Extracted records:
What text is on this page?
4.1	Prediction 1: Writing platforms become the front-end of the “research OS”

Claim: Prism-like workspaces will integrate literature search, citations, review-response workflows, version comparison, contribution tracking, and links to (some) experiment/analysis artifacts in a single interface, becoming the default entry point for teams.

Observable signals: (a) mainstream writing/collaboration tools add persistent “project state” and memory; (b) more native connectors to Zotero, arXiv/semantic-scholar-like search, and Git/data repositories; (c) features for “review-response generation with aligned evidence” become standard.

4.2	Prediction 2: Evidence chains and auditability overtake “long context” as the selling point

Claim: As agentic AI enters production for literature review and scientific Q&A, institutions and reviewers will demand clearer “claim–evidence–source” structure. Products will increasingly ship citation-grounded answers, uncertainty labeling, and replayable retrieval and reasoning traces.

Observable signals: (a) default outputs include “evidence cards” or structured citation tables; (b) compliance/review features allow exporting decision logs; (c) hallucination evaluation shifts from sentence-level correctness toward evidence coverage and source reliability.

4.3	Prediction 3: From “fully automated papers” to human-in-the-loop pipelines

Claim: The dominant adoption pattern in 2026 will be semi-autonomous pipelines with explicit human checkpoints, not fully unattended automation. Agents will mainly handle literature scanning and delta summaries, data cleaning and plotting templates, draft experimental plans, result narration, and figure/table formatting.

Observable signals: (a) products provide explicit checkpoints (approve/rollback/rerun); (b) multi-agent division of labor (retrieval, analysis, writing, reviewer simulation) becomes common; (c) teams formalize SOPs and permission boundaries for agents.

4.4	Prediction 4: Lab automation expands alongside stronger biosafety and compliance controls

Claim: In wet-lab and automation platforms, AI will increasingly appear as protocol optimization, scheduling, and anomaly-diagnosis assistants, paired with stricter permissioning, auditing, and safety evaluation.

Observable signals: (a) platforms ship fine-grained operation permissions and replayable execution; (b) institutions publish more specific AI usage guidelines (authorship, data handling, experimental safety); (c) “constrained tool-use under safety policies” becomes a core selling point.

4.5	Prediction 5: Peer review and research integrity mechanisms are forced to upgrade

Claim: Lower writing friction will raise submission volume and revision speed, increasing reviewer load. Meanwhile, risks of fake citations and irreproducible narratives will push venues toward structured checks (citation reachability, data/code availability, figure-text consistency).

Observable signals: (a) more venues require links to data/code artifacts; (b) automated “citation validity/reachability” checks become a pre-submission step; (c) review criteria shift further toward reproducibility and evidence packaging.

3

Task brief = Your task is to retype all the records above with nothing left out.

Result =
What text is on this page?
4.1	Prediction 1: Writing platforms become the front-end of the “research OS”

Claim: Prism-like workspaces will integrate literature search, citations, review-response workflows, version comparison, contribution tracking, and links to (some) experiment/analysis artifacts in a single interface, becoming the default entry point for teams.

Observable signals: (a) mainstream writing/collaboration tools add persistent “project state” and memory; (b) more native connectors to Zotero, arXiv/semantic-scholar-like search, and Git/data repositories; (c) features for “review-response generation with aligned evidence” become standard.

4.2	Prediction 2: Evidence chains and auditability overtake “long context” as the selling point

Claim: As agentic AI enters production for literature review and scientific Q&A, institutions and reviewers will demand clearer “claim–evidence–source” structure. Products will increasingly ship citation-grounded answers, uncertainty labeling, and replayable retrieval and reasoning traces.

Observable signals: (a) default outputs include “evidence cards” or structured citation tables; (b) compliance/review features allow exporting decision logs; (c) hallucination evaluation shifts from sentence-level correctness toward evidence coverage and source reliability.

4.3	Prediction 3: From “fully automated papers” to human-in-the-loop pipelines

Claim: The dominant adoption pattern in 2026 will be semi-autonomous pipelines with explicit human checkpoints, not fully unattended automation. Agents will mainly handle literature scanning and delta summaries, data cleaning and plotting templates, draft experimental plans, result narration, and figure/table formatting.

Observable signals: (a) products provide explicit checkpoints (approve/rollback/rerun); (b) multi-agent division of labor (retrieval, analysis, writing, reviewer simulation) becomes common; (c) teams formalize SOPs and permission boundaries for agents.

4.4	Prediction 4: Lab automation expands alongside stronger biosafety and compliance controls

Claim: In wet-lab and automation platforms, AI will increasingly appear as protocol optimization, scheduling, and anomaly-diagnosis assistants, paired with stricter permissioning, auditing, and safety evaluation.

Observable signals: (a) platforms ship fine-grained operation permissions and replayable execution; (b) institutions publish more specific AI usage guidelines (authorship, data handling, experimental safety); (c) “constrained tool-use under safety policies” becomes a core selling point.

4.5	Prediction 5: Peer review and research integrity mechanisms are forced to upgrade

Claim: Lower writing friction will raise submission volume and revision speed, increasing reviewer load. Meanwhile, risks of fake citations and irreproducible narratives will push venues toward structured checks (citation reachability, data/code availability, figure-text consistency).

Observable signals: (a) more venues require links to data/code artifacts; (b) automated “citation validity/reachability” checks become a pre-submission step; (c) review criteria shift further toward reproducibility and evidence packaging.

3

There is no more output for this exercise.